# Exercise aim:
Reproduce every record below exactly as it appears.

=== Records to use ===

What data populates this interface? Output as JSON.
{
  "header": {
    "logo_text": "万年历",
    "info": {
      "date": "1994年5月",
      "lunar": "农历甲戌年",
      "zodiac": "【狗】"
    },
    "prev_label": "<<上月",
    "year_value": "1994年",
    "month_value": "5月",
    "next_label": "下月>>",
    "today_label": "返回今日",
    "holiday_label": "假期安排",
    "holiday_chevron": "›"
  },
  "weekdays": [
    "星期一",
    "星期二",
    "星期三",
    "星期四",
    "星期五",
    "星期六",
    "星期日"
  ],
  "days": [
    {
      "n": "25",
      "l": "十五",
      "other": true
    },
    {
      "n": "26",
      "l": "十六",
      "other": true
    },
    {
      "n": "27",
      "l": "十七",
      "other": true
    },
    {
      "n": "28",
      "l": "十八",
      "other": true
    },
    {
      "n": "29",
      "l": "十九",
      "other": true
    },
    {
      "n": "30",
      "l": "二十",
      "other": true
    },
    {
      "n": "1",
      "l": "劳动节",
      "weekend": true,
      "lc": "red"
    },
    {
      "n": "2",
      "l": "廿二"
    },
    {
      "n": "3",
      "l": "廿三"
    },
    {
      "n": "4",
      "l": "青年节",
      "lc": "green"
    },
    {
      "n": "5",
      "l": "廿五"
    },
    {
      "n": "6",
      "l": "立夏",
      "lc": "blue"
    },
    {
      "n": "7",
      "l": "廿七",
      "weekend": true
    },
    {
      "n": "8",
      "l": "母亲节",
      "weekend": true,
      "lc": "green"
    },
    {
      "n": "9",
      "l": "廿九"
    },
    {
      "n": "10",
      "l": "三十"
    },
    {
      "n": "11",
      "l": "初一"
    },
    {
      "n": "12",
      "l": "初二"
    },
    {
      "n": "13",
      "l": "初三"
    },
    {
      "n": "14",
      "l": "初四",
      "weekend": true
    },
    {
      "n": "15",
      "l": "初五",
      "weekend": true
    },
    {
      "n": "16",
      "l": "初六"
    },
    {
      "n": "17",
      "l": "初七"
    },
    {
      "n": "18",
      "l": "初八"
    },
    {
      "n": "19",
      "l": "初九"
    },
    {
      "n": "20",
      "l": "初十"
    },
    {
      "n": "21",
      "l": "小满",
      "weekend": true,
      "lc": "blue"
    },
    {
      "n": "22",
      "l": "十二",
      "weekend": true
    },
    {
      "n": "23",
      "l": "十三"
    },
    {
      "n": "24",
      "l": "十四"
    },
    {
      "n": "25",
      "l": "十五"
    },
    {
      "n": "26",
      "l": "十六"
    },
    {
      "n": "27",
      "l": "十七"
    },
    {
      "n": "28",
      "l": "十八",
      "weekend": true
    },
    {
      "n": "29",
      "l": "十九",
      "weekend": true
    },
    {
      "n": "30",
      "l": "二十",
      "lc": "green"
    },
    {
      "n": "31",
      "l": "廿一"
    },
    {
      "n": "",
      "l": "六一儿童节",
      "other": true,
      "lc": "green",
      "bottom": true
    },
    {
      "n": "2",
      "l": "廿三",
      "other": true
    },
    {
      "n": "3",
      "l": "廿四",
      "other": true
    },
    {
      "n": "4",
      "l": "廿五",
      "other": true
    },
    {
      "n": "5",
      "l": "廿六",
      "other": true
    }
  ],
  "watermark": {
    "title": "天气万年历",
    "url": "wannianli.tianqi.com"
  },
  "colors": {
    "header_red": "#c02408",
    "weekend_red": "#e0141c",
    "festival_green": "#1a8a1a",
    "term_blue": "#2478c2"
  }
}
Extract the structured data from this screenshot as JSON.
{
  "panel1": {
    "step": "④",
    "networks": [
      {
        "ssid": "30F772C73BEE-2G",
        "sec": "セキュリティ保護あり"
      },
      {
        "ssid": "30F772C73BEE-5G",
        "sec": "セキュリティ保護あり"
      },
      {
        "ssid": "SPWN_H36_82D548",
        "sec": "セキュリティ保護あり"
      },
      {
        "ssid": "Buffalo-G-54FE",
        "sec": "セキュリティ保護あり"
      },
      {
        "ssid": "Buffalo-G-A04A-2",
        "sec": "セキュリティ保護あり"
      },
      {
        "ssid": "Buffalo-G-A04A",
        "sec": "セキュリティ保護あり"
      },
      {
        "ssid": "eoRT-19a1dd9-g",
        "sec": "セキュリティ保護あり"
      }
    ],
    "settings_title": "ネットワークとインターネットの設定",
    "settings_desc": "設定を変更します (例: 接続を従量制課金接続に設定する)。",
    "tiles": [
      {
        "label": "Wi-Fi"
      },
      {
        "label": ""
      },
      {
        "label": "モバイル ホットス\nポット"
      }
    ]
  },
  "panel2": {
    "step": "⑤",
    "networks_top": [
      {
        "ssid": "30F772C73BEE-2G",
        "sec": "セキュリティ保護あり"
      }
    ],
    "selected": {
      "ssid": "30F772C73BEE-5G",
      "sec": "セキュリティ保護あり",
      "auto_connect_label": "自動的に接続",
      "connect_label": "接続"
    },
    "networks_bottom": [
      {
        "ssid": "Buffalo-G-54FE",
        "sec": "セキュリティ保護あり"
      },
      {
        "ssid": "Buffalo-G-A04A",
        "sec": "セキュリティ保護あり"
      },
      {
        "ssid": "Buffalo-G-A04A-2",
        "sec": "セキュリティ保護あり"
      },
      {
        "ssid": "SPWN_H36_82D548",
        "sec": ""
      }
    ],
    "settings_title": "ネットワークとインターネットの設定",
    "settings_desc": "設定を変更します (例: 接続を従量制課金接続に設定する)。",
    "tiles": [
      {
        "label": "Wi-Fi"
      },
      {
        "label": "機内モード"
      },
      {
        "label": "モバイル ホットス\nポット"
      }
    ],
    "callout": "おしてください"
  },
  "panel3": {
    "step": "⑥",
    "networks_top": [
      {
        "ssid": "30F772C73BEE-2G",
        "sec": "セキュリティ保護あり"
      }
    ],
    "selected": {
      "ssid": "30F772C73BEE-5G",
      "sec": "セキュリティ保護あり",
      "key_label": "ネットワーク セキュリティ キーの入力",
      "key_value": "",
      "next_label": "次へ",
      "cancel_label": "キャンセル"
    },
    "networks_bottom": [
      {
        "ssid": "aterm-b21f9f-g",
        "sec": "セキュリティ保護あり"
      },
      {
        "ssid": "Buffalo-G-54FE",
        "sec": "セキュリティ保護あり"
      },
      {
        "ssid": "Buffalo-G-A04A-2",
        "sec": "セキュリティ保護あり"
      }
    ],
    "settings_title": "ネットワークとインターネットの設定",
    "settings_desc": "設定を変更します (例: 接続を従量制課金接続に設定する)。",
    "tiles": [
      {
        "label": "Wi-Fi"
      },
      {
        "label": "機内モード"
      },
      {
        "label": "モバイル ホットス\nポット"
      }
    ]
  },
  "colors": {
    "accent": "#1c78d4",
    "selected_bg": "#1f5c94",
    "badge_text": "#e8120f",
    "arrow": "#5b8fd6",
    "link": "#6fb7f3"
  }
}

===

# Complete output:
What data populates this interface? Output as JSON.
{
  "header": {
    "logo_text": "万年历",
    "info": {
      "date": "1994年5月",
      "lunar": "农历甲戌年",
      "zodiac": "【狗】"
    },
    "prev_label": "<<上月",
    "year_value": "1994年",
    "month_value": "5月",
    "next_label": "下月>>",
    "today_label": "返回今日",
    "holiday_label": "假期安排",
    "holiday_chevron": "›"
  },
  "weekdays": [
    "星期一",
    "星期二",
    "星期三",
    "星期四",
    "星期五",
    "星期六",
    "星期日"
  ],
  "days": [
    {
      "n": "25",
      "l": "十五",
      "other": true
    },
    {
      "n": "26",
      "l": "十六",
      "other": true
    },
    {
      "n": "27",
      "l": "十七",
      "other": true
    },
    {
      "n": "28",
      "l": "十八",
      "other": true
    },
    {
      "n": "29",
      "l": "十九",
      "other": true
    },
    {
      "n": "30",
      "l": "二十",
      "other": true
    },
    {
      "n": "1",
      "l": "劳动节",
      "weekend": true,
      "lc": "red"
    },
    {
      "n": "2",
      "l": "廿二"
    },
    {
      "n": "3",
      "l": "廿三"
    },
    {
      "n": "4",
      "l": "青年节",
      "lc": "green"
    },
    {
      "n": "5",
      "l": "廿五"
    },
    {
      "n": "6",
      "l": "立夏",
      "lc": "blue"
    },
    {
      "n": "7",
      "l": "廿七",
      "weekend": true
    },
    {
      "n": "8",
      "l": "母亲节",
      "weekend": true,
      "lc": "green"
    },
    {
      "n": "9",
      "l": "廿九"
    },
    {
      "n": "10",
      "l": "三十"
    },
    {
      "n": "11",
      "l": "初一"
    },
    {
      "n": "12",
      "l": "初二"
    },
    {
      "n": "13",
      "l": "初三"
    },
    {
      "n": "14",
      "l": "初四",
      "weekend": true
    },
    {
      "n": "15",
      "l": "初五",
      "weekend": true
    },
    {
      "n": "16",
      "l": "初六"
    },
    {
      "n": "17",
      "l": "初七"
    },
    {
      "n": "18",
      "l": "初八"
    },
    {
      "n": "19",
      "l": "初九"
    },
    {
      "n": "20",
      "l": "初十"
    },
    {
      "n": "21",
      "l": "小满",
      "weekend": true,
      "lc": "blue"
    },
    {
      "n": "22",
      "l": "十二",
      "weekend": true
    },
    {
      "n": "23",
      "l": "十三"
    },
    {
      "n": "24",
      "l": "十四"
    },
    {
      "n": "25",
      "l": "十五"
    },
    {
      "n": "26",
      "l": "十六"
    },
    {
      "n": "27",
      "l": "十七"
    },
    {
      "n": "28",
      "l": "十八",
      "weekend": true
    },
    {
      "n": "29",
      "l": "十九",
      "weekend": true
    },
    {
      "n": "30",
      "l": "二十",
      "lc": "green"
    },
    {
      "n": "31",
      "l": "廿一"
    },
    {
      "n": "",
      "l": "六一儿童节",
      "other": true,
      "lc": "green",
      "bottom": true
    },
    {
      "n": "2",
      "l": "廿三",
      "other": true
    },
    {
      "n": "3",
      "l": "廿四",
      "other": true
    },
    {
      "n": "4",
      "l": "廿五",
      "other": true
    },
    {
      "n": "5",
      "l": "廿六",
      "other": true
    }
  ],
  "watermark": {
    "title": "天气万年历",
    "url": "wannianli.tianqi.com"
  },
  "colors": {
    "header_red": "#c02408",
    "weekend_red": "#e0141c",
    "festival_green": "#1a8a1a",
    "term_blue": "#2478c2"
  }
}
Extract the structured data from this screenshot as JSON.
{
  "panel1": {
    "step": "④",
    "networks": [
      {
        "ssid": "30F772C73BEE-2G",
        "sec": "セキュリティ保護あり"
      },
      {
        "ssid": "30F772C73BEE-5G",
        "sec": "セキュリティ保護あり"
      },
      {
        "ssid": "SPWN_H36_82D548",
        "sec": "セキュリティ保護あり"
      },
      {
        "ssid": "Buffalo-G-54FE",
        "sec": "セキュリティ保護あり"
      },
      {
        "ssid": "Buffalo-G-A04A-2",
        "sec": "セキュリティ保護あり"
      },
      {
        "ssid": "Buffalo-G-A04A",
        "sec": "セキュリティ保護あり"
      },
      {
        "ssid": "eoRT-19a1dd9-g",
        "sec": "セキュリティ保護あり"
      }
    ],
    "settings_title": "ネットワークとインターネットの設定",
    "settings_desc": "設定を変更します (例: 接続を従量制課金接続に設定する)。",
    "tiles": [
      {
        "label": "Wi-Fi"
      },
      {
        "label": ""
      },
      {
        "label": "モバイル ホットス\nポット"
      }
    ]
  },
  "panel2": {
    "step": "⑤",
    "networks_top": [
      {
        "ssid": "30F772C73BEE-2G",
        "sec": "セキュリティ保護あり"
      }
    ],
    "selected": {
      "ssid": "30F772C73BEE-5G",
      "sec": "セキュリティ保護あり",
      "auto_connect_label": "自動的に接続",
      "connect_label": "接続"
    },
    "networks_bottom": [
      {
        "ssid": "Buffalo-G-54FE",
        "sec": "セキュリティ保護あり"
      },
      {
        "ssid": "Buffalo-G-A04A",
        "sec": "セキュリティ保護あり"
      },
      {
        "ssid": "Buffalo-G-A04A-2",
        "sec": "セキュリティ保護あり"
      },
      {
        "ssid": "SPWN_H36_82D548",
        "sec": ""
      }
    ],
    "settings_title": "ネットワークとインターネットの設定",
    "settings_desc": "設定を変更します (例: 接続を従量制課金接続に設定する)。",
    "tiles": [
      {
        "label": "Wi-Fi"
      },
      {
        "label": "機内モード"
      },
      {
        "label": "モバイル ホットス\nポット"
      }
    ],
    "callout": "おしてください"
  },
  "panel3": {
    "step": "⑥",
    "networks_top": [
      {
        "ssid": "30F772C73BEE-2G",
        "sec": "セキュリティ保護あり"
      }
    ],
    "selected": {
      "ssid": "30F772C73BEE-5G",
      "sec": "セキュリティ保護あり",
      "key_label": "ネットワーク セキュリティ キーの入力",
      "key_value": "",
      "next_label": "次へ",
      "cancel_label": "キャンセル"
    },
    "networks_bottom": [
      {
        "ssid": "aterm-b21f9f-g",
        "sec": "セキュリティ保護あり"
      },
      {
        "ssid": "Buffalo-G-54FE",
        "sec": "セキュリティ保護あり"
      },
      {
        "ssid": "Buffalo-G-A04A-2",
        "sec": "セキュリティ保護あり"
      }
    ],
    "settings_title": "ネットワークとインターネットの設定",
    "settings_desc": "設定を変更します (例: 接続を従量制課金接続に設定する)。",
    "tiles": [
      {
        "label": "Wi-Fi"
      },
      {
        "label": "機内モード"
      },
      {
        "label": "モバイル ホットス\nポット"
      }
    ]
  },
  "colors": {
    "accent": "#1c78d4",
    "selected_bg": "#1f5c94",
    "badge_text": "#e8120f",
    "arrow": "#5b8fd6",
    "link": "#6fb7f3"
  }
}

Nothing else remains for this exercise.